## [Objective]
Read through the data and count the lines that contain the string "name"; give only the result.

## [Data section]
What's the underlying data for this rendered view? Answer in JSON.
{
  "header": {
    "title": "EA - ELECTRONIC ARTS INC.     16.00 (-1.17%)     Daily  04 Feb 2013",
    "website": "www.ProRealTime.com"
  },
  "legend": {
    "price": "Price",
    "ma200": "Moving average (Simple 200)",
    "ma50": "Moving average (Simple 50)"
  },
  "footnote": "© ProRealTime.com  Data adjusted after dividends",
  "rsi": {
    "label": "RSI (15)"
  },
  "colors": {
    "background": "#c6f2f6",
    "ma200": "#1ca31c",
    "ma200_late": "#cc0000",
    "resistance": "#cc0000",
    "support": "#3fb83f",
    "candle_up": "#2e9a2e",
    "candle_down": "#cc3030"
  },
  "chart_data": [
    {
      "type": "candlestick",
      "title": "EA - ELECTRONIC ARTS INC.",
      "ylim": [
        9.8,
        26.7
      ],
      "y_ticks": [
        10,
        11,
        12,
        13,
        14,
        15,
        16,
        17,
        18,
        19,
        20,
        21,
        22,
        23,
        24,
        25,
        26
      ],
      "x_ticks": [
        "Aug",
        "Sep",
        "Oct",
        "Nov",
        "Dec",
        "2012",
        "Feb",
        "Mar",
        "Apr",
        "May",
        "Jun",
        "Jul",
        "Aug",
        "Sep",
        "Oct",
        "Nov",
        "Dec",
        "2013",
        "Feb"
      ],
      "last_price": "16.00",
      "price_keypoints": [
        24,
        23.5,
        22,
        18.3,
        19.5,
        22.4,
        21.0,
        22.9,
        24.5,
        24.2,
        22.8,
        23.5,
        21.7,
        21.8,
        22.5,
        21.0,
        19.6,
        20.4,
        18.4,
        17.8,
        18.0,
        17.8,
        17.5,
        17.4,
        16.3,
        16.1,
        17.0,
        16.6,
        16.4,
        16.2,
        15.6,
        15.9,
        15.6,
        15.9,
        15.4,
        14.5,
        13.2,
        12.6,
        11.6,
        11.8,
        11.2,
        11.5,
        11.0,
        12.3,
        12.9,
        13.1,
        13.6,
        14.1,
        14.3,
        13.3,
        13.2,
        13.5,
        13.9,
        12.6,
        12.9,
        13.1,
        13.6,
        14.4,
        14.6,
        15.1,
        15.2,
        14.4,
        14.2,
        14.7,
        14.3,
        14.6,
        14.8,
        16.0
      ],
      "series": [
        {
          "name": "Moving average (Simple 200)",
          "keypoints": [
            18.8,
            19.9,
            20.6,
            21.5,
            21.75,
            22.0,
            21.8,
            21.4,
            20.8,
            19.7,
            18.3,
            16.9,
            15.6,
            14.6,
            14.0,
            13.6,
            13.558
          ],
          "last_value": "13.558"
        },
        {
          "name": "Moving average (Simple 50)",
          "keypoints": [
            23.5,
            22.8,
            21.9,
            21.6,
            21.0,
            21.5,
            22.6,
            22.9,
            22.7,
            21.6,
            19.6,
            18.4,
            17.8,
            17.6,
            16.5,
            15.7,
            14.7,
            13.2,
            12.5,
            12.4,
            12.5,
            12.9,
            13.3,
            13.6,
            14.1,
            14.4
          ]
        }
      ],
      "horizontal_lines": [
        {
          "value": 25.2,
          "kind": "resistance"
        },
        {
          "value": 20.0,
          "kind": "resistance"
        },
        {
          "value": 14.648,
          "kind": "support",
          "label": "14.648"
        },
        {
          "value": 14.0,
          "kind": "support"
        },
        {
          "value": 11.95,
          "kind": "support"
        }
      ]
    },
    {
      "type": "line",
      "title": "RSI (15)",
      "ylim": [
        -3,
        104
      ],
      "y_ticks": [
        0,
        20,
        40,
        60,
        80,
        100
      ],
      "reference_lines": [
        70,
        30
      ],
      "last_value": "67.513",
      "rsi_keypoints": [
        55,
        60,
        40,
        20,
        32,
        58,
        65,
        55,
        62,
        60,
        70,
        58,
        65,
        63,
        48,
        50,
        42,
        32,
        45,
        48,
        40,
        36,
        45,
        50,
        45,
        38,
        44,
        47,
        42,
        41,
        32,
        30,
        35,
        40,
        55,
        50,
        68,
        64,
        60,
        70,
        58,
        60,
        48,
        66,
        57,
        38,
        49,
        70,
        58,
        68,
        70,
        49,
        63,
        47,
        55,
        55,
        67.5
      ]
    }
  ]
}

## [Solved problem]
2